──────── Provided data
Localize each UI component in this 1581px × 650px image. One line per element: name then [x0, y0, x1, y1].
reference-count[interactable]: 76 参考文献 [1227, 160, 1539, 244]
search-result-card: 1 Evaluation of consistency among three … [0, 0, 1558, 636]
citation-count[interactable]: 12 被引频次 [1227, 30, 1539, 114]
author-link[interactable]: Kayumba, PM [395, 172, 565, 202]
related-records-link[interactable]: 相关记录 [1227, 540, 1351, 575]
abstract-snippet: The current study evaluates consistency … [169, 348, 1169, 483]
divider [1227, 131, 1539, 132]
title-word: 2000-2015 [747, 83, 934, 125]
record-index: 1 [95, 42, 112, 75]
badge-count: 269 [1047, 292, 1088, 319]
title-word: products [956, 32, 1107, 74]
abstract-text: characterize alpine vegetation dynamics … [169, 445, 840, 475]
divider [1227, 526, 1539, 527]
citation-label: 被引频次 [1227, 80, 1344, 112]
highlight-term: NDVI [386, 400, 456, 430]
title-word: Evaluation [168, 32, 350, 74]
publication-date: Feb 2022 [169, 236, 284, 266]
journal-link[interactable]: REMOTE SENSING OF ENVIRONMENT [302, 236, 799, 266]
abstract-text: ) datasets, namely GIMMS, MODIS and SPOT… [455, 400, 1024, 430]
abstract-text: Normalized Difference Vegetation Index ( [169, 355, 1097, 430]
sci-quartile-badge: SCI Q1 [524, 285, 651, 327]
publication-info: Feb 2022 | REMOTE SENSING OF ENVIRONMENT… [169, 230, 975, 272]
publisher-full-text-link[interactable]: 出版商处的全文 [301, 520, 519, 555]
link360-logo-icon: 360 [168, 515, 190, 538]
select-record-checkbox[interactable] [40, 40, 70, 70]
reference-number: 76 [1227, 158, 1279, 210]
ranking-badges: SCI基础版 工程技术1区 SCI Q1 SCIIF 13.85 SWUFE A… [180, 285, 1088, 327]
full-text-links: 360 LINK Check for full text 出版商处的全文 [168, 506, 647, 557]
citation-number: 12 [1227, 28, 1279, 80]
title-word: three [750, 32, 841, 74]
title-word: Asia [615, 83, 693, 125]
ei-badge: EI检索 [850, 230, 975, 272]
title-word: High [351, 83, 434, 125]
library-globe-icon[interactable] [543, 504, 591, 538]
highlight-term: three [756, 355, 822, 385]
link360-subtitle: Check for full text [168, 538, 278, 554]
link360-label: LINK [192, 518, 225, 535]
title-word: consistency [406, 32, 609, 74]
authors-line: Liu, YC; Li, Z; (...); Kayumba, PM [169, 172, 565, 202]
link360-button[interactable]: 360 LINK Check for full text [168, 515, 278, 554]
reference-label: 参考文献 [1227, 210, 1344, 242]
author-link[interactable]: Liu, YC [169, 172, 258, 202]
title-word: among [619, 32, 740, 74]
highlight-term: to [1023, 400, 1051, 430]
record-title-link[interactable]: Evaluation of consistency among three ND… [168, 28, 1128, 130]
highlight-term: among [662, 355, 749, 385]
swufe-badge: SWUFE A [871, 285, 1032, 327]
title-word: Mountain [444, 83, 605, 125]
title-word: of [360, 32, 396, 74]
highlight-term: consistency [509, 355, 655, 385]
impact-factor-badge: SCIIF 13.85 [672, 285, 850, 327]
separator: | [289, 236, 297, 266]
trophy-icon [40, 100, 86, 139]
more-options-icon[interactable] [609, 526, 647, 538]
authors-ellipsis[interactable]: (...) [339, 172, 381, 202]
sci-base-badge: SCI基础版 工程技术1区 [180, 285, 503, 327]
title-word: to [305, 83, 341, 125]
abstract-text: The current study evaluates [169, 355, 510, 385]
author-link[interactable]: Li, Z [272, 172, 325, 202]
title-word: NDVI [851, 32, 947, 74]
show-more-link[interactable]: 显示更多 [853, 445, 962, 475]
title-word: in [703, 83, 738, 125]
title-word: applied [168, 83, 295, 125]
────────────────
**Task requirements**: Express each line of the material, from its first line through the line containing "title-word: Asia [615, 83, 693, 125]", as a string in a JSON list, one string per line.

**The result**:
[
  "Localize each UI component in this 1581px × 650px image. One line per element: name then [x0, y0, x1, y1].",
  "reference-count[interactable]: 76 参考文献 [1227, 160, 1539, 244]",
  "search-result-card: 1 Evaluation of consistency among three … [0, 0, 1558, 636]",
  "citation-count[interactable]: 12 被引频次 [1227, 30, 1539, 114]",
  "author-link[interactable]: Kayumba, PM [395, 172, 565, 202]",
  "related-records-link[interactable]: 相关记录 [1227, 540, 1351, 575]",
  "abstract-snippet: The current study evaluates consistency … [169, 348, 1169, 483]",
  "divider [1227, 131, 1539, 132]",
  "title-word: 2000-2015 [747, 83, 934, 125]",
  "record-index: 1 [95, 42, 112, 75]",
  "badge-count: 269 [1047, 292, 1088, 319]",
  "title-word: products [956, 32, 1107, 74]",
  "abstract-text: characterize alpine vegetation dynamics … [169, 445, 840, 475]",
  "divider [1227, 526, 1539, 527]",
  "citation-label: 被引频次 [1227, 80, 1344, 112]",
  "highlight-term: NDVI [386, 400, 456, 430]",
  "title-word: Evaluation [168, 32, 350, 74]",
  "publication-date: Feb 2022 [169, 236, 284, 266]",
  "journal-link[interactable]: REMOTE SENSING OF ENVIRONMENT [302, 236, 799, 266]",
  "abstract-text: ) datasets, namely GIMMS, MODIS and SPOT… [455, 400, 1024, 430]",
  "abstract-text: Normalized Difference Vegetation Index ( [169, 355, 1097, 430]",
  "sci-quartile-badge: SCI Q1 [524, 285, 651, 327]",
  "publication-info: Feb 2022 | REMOTE SENSING OF ENVIRONMENT… [169, 230, 975, 272]",
  "publisher-full-text-link[interactable]: 出版商处的全文 [301, 520, 519, 555]",
  "link360-logo-icon: 360 [168, 515, 190, 538]",
  "select-record-checkbox[interactable] [40, 40, 70, 70]",
  "reference-number: 76 [1227, 158, 1279, 210]",
  "ranking-badges: SCI基础版 工程技术1区 SCI Q1 SCIIF 13.85 SWUFE A… [180, 285, 1088, 327]",
  "full-text-links: 360 LINK Check for full text 出版商处的全文 [168, 506, 647, 557]",
  "citation-number: 12 [1227, 28, 1279, 80]",
  "title-word: three [750, 32, 841, 74]",
  "title-word: Asia [615, 83, 693, 125]"
]